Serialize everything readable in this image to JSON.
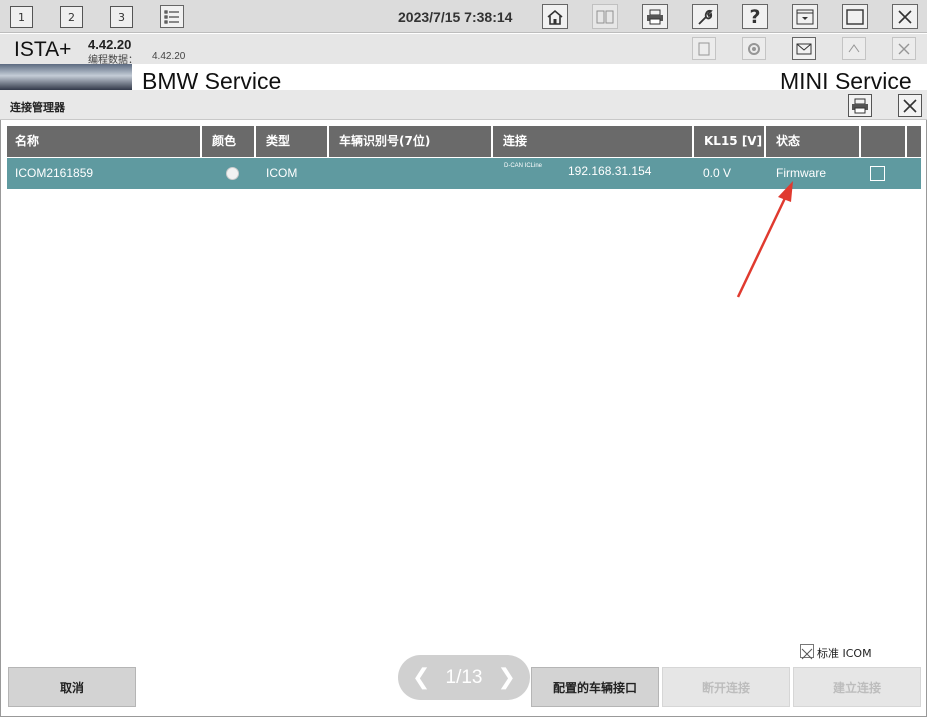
{
  "toolbar": {
    "tabs": [
      "1",
      "2",
      "3"
    ],
    "datetime": "2023/7/15 7:38:14",
    "help_label": "?"
  },
  "header": {
    "app_name": "ISTA+",
    "version": "4.42.20",
    "programming_label": "编程数据：",
    "programming_version": "4.42.20"
  },
  "banner": {
    "left_brand": "BMW Service",
    "right_brand": "MINI Service"
  },
  "dialog": {
    "title": "连接管理器",
    "columns": [
      "名称",
      "颜色",
      "类型",
      "车辆识别号(7位)",
      "连接",
      "KL15 [V]",
      "状态",
      ""
    ],
    "rows": [
      {
        "name": "ICOM2161859",
        "color": "white",
        "type": "ICOM",
        "vin": "",
        "connection_tag": "D-CAN ICLine",
        "connection_ip": "192.168.31.154",
        "kl15": "0.0 V",
        "status": "Firmware",
        "checked": false
      }
    ],
    "standard_icom_label": "标准 ICOM",
    "standard_icom_checked": true,
    "pager": "1/13",
    "buttons": {
      "cancel": "取消",
      "configure": "配置的车辆接口",
      "disconnect": "断开连接",
      "connect": "建立连接"
    }
  },
  "colors": {
    "row_selected": "#5f9aa0",
    "header_bg": "#6a6a6a",
    "annotation_arrow": "#e03a2f"
  }
}
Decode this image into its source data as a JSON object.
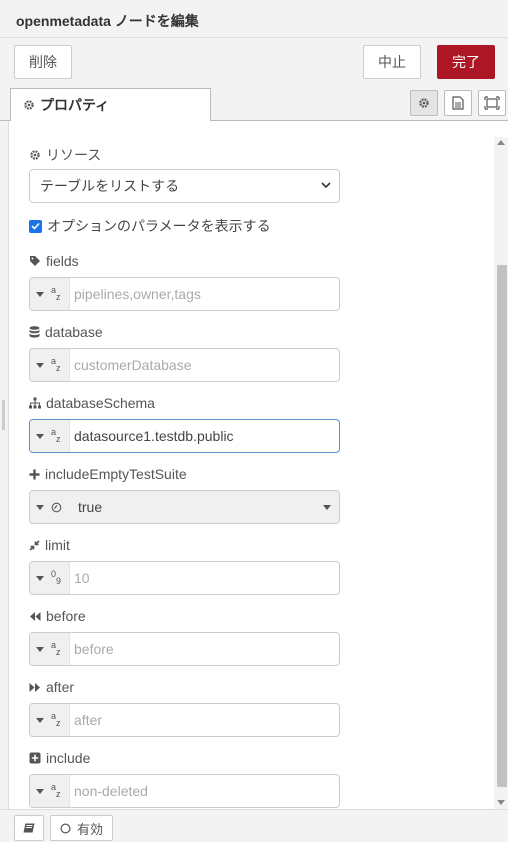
{
  "window": {
    "title": "openmetadata ノードを編集"
  },
  "actions": {
    "delete_label": "削除",
    "cancel_label": "中止",
    "done_label": "完了"
  },
  "tabs": {
    "properties_label": "プロパティ"
  },
  "resource": {
    "label": "リソース",
    "selected": "テーブルをリストする"
  },
  "optional": {
    "label": "オプションのパラメータを表示する",
    "checked": true
  },
  "fields": [
    {
      "label": "fields",
      "type": "az",
      "placeholder": "pipelines,owner,tags",
      "value": ""
    },
    {
      "label": "database",
      "type": "az",
      "placeholder": "customerDatabase",
      "value": ""
    },
    {
      "label": "databaseSchema",
      "type": "az",
      "placeholder": "",
      "value": "datasource1.testdb.public"
    },
    {
      "label": "includeEmptyTestSuite",
      "type": "bool",
      "placeholder": "",
      "value": "true"
    },
    {
      "label": "limit",
      "type": "09",
      "placeholder": "10",
      "value": ""
    },
    {
      "label": "before",
      "type": "az",
      "placeholder": "before",
      "value": ""
    },
    {
      "label": "after",
      "type": "az",
      "placeholder": "after",
      "value": ""
    },
    {
      "label": "include",
      "type": "az",
      "placeholder": "non-deleted",
      "value": ""
    }
  ],
  "footer": {
    "status_label": "有効"
  },
  "colors": {
    "primary": "#ad1625",
    "checkbox": "#1a73e8",
    "focus": "#5b8ec9"
  }
}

════════════════

**Directions for this task**
The material above holds pictures; copy everything else in it exactly.

**Output for this exercise**
Serialize everything readable in this image to JSON.
{
  "toolbar": {
    "tabs": [
      "1",
      "2",
      "3"
    ],
    "datetime": "2023/7/15 7:38:14",
    "help_label": "?"
  },
  "header": {
    "app_name": "ISTA+",
    "version": "4.42.20",
    "programming_label": "编程数据：",
    "programming_version": "4.42.20"
  },
  "banner": {
    "left_brand": "BMW Service",
    "right_brand": "MINI Service"
  },
  "dialog": {
    "title": "连接管理器",
    "columns": [
      "名称",
      "颜色",
      "类型",
      "车辆识别号(7位)",
      "连接",
      "KL15 [V]",
      "状态",
      ""
    ],
    "rows": [
      {
        "name": "ICOM2161859",
        "color": "white",
        "type": "ICOM",
        "vin": "",
        "connection_tag": "D-CAN ICLine",
        "connection_ip": "192.168.31.154",
        "kl15": "0.0 V",
        "status": "Firmware",
        "checked": false
      }
    ],
    "standard_icom_label": "标准 ICOM",
    "standard_icom_checked": true,
    "pager": "1/13",
    "buttons": {
      "cancel": "取消",
      "configure": "配置的车辆接口",
      "disconnect": "断开连接",
      "connect": "建立连接"
    }
  },
  "colors": {
    "row_selected": "#5f9aa0",
    "header_bg": "#6a6a6a",
    "annotation_arrow": "#e03a2f"
  }
}
Decode this image into its source data as a JSON object.
{
  "window": {
    "title": "openmetadata ノードを編集"
  },
  "actions": {
    "delete_label": "削除",
    "cancel_label": "中止",
    "done_label": "完了"
  },
  "tabs": {
    "properties_label": "プロパティ"
  },
  "resource": {
    "label": "リソース",
    "selected": "テーブルをリストする"
  },
  "optional": {
    "label": "オプションのパラメータを表示する",
    "checked": true
  },
  "fields": [
    {
      "label": "fields",
      "type": "az",
      "placeholder": "pipelines,owner,tags",
      "value": ""
    },
    {
      "label": "database",
      "type": "az",
      "placeholder": "customerDatabase",
      "value": ""
    },
    {
      "label": "databaseSchema",
      "type": "az",
      "placeholder": "",
      "value": "datasource1.testdb.public"
    },
    {
      "label": "includeEmptyTestSuite",
      "type": "bool",
      "placeholder": "",
      "value": "true"
    },
    {
      "label": "limit",
      "type": "09",
      "placeholder": "10",
      "value": ""
    },
    {
      "label": "before",
      "type": "az",
      "placeholder": "before",
      "value": ""
    },
    {
      "label": "after",
      "type": "az",
      "placeholder": "after",
      "value": ""
    },
    {
      "label": "include",
      "type": "az",
      "placeholder": "non-deleted",
      "value": ""
    }
  ],
  "footer": {
    "status_label": "有効"
  },
  "colors": {
    "primary": "#ad1625",
    "checkbox": "#1a73e8",
    "focus": "#5b8ec9"
  }
}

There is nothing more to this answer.